* **Exercise directions**
Find the string "death" in the records. Copy every line it appears in.

Dataset entries
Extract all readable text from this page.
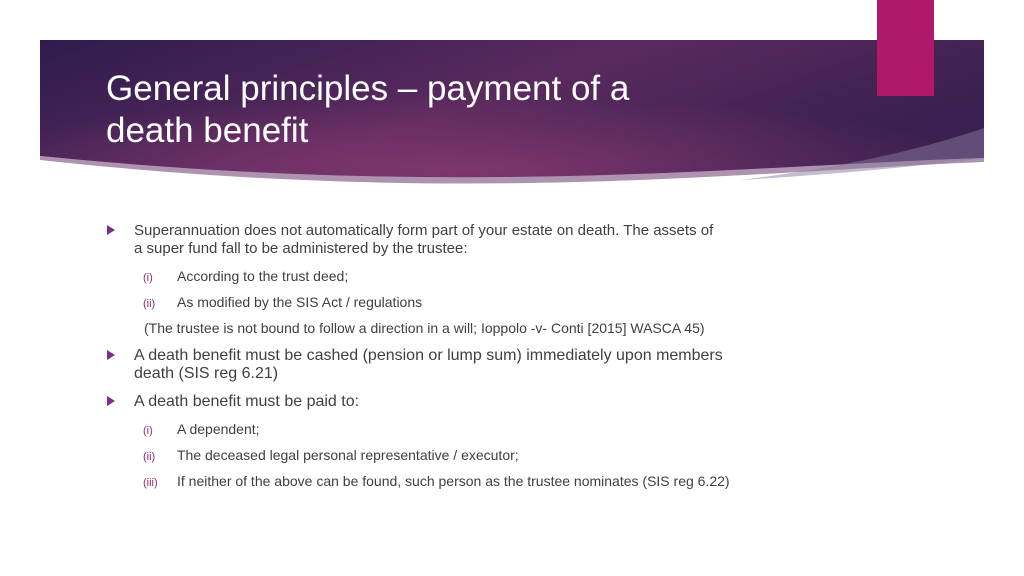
General principles – payment of a
death benefit
Superannuation does not automatically form part of your estate on death. The assets of
a super fund fall to be administered by the trustee:
(i) According to the trust deed;
(ii) As modified by the SIS Act / regulations
(The trustee is not bound to follow a direction in a will; Ioppolo -v- Conti [2015] WASCA 45)
A death benefit must be cashed (pension or lump sum) immediately upon members
death (SIS reg 6.21)
A death benefit must be paid to:
(i) A dependent;
(ii) The deceased legal personal representative / executor;
(iii) If neither of the above can be found, such person as the trustee nominates (SIS reg 6.22)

* **Response**
death benefit
Superannuation does not automatically form part of your estate on death. The assets of
A death benefit must be cashed (pension or lump sum) immediately upon members
death (SIS reg 6.21)
A death benefit must be paid to:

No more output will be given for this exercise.